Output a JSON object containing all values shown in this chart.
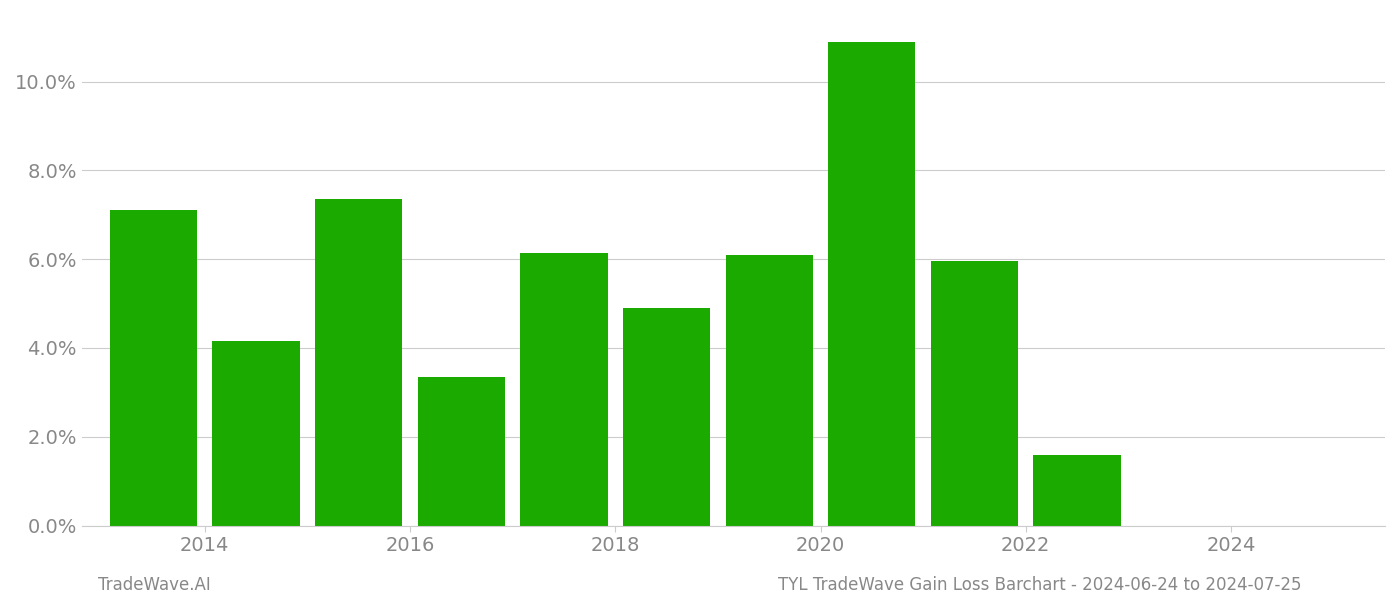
{
  "years": [
    2013,
    2014,
    2015,
    2016,
    2017,
    2018,
    2019,
    2020,
    2021,
    2022,
    2023
  ],
  "values": [
    0.071,
    0.0415,
    0.0735,
    0.0335,
    0.0615,
    0.049,
    0.061,
    0.109,
    0.0595,
    0.0158,
    0.0
  ],
  "bar_color": "#1aaa00",
  "title_left": "TradeWave.AI",
  "title_right": "TYL TradeWave Gain Loss Barchart - 2024-06-24 to 2024-07-25",
  "ylim": [
    0,
    0.115
  ],
  "yticks": [
    0.0,
    0.02,
    0.04,
    0.06,
    0.08,
    0.1
  ],
  "xticks": [
    2013.5,
    2015.5,
    2017.5,
    2019.5,
    2021.5,
    2023.5
  ],
  "xticklabels": [
    "2014",
    "2016",
    "2018",
    "2020",
    "2022",
    "2024"
  ],
  "xlim": [
    2012.3,
    2025.0
  ],
  "background_color": "#ffffff",
  "grid_color": "#cccccc",
  "tick_label_color": "#888888",
  "footer_color": "#888888",
  "bar_width": 0.85,
  "footer_fontsize": 12,
  "tick_fontsize": 14
}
------------------------------------
Write the listing above out again exactly, dropping each image.

## OUTPUT
Output a JSON object containing all values shown in this chart.
{
  "years": [
    2013,
    2014,
    2015,
    2016,
    2017,
    2018,
    2019,
    2020,
    2021,
    2022,
    2023
  ],
  "values": [
    0.071,
    0.0415,
    0.0735,
    0.0335,
    0.0615,
    0.049,
    0.061,
    0.109,
    0.0595,
    0.0158,
    0.0
  ],
  "bar_color": "#1aaa00",
  "title_left": "TradeWave.AI",
  "title_right": "TYL TradeWave Gain Loss Barchart - 2024-06-24 to 2024-07-25",
  "ylim": [
    0,
    0.115
  ],
  "yticks": [
    0.0,
    0.02,
    0.04,
    0.06,
    0.08,
    0.1
  ],
  "xticks": [
    2013.5,
    2015.5,
    2017.5,
    2019.5,
    2021.5,
    2023.5
  ],
  "xticklabels": [
    "2014",
    "2016",
    "2018",
    "2020",
    "2022",
    "2024"
  ],
  "xlim": [
    2012.3,
    2025.0
  ],
  "background_color": "#ffffff",
  "grid_color": "#cccccc",
  "tick_label_color": "#888888",
  "footer_color": "#888888",
  "bar_width": 0.85,
  "footer_fontsize": 12,
  "tick_fontsize": 14
}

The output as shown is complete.